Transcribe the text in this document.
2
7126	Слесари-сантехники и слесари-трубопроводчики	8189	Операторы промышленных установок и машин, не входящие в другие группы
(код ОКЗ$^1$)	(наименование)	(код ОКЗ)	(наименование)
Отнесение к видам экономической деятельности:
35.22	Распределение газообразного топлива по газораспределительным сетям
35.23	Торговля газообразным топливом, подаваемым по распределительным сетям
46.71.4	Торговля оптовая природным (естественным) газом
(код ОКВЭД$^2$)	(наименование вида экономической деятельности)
=-=-=
- PROBLEM REQUIREMENTS:
Check every line of the data, and copy the ones that contain "сетям".

- EXERCISE SOLUTION:
35.22	Распределение газообразного топлива по газораспределительным сетям
35.23	Торговля газообразным топливом, подаваемым по распределительным сетям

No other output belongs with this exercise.